(Dataset excerpt)
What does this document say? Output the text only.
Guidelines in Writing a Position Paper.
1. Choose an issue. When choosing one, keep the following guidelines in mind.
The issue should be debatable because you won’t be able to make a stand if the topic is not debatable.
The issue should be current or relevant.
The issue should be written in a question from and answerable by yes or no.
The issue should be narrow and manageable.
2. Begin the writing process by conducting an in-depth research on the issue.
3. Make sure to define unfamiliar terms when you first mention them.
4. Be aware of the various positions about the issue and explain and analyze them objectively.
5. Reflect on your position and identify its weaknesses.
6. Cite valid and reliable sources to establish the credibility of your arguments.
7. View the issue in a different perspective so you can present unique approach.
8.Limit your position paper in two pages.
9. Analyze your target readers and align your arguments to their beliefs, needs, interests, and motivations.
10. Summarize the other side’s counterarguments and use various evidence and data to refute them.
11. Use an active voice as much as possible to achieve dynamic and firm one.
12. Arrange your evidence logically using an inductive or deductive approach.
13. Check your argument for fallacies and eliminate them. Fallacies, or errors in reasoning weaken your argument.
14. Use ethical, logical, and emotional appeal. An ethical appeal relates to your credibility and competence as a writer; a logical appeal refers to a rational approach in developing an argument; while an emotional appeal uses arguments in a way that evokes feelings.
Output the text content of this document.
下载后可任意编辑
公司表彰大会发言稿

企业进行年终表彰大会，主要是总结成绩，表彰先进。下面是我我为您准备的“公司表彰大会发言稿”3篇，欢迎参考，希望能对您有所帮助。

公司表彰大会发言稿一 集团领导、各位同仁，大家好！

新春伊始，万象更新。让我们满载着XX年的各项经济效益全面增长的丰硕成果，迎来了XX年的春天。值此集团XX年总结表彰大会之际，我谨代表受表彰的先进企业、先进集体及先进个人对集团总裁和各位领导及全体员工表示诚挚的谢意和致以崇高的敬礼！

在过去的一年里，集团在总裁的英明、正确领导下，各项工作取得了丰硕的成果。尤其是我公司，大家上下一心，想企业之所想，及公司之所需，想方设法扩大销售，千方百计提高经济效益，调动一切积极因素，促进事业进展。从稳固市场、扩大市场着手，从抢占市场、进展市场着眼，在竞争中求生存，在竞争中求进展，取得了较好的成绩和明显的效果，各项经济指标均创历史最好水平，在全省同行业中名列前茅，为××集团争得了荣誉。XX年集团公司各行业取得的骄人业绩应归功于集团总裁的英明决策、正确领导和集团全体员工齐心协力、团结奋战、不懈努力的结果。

- _Given task_: Output the listing above without altering a single character.

- _Exercise output_:
What does this document say? Output the text only.
Guidelines in Writing a Position Paper.
1. Choose an issue. When choosing one, keep the following guidelines in mind.
The issue should be debatable because you won’t be able to make a stand if the topic is not debatable.
The issue should be current or relevant.
The issue should be written in a question from and answerable by yes or no.
The issue should be narrow and manageable.
2. Begin the writing process by conducting an in-depth research on the issue.
3. Make sure to define unfamiliar terms when you first mention them.
4. Be aware of the various positions about the issue and explain and analyze them objectively.
5. Reflect on your position and identify its weaknesses.
6. Cite valid and reliable sources to establish the credibility of your arguments.
7. View the issue in a different perspective so you can present unique approach.
8.Limit your position paper in two pages.
9. Analyze your target readers and align your arguments to their beliefs, needs, interests, and motivations.
10. Summarize the other side’s counterarguments and use various evidence and data to refute them.
11. Use an active voice as much as possible to achieve dynamic and firm one.
12. Arrange your evidence logically using an inductive or deductive approach.
13. Check your argument for fallacies and eliminate them. Fallacies, or errors in reasoning weaken your argument.
14. Use ethical, logical, and emotional appeal. An ethical appeal relates to your credibility and competence as a writer; a logical appeal refers to a rational approach in developing an argument; while an emotional appeal uses arguments in a way that evokes feelings.
Output the text content of this document.
下载后可任意编辑
公司表彰大会发言稿

企业进行年终表彰大会，主要是总结成绩，表彰先进。下面是我我为您准备的“公司表彰大会发言稿”3篇，欢迎参考，希望能对您有所帮助。

公司表彰大会发言稿一 集团领导、各位同仁，大家好！

新春伊始，万象更新。让我们满载着XX年的各项经济效益全面增长的丰硕成果，迎来了XX年的春天。值此集团XX年总结表彰大会之际，我谨代表受表彰的先进企业、先进集体及先进个人对集团总裁和各位领导及全体员工表示诚挚的谢意和致以崇高的敬礼！

在过去的一年里，集团在总裁的英明、正确领导下，各项工作取得了丰硕的成果。尤其是我公司，大家上下一心，想企业之所想，及公司之所需，想方设法扩大销售，千方百计提高经济效益，调动一切积极因素，促进事业进展。从稳固市场、扩大市场着手，从抢占市场、进展市场着眼，在竞争中求生存，在竞争中求进展，取得了较好的成绩和明显的效果，各项经济指标均创历史最好水平，在全省同行业中名列前茅，为××集团争得了荣誉。XX年集团公司各行业取得的骄人业绩应归功于集团总裁的英明决策、正确领导和集团全体员工齐心协力、团结奋战、不懈努力的结果。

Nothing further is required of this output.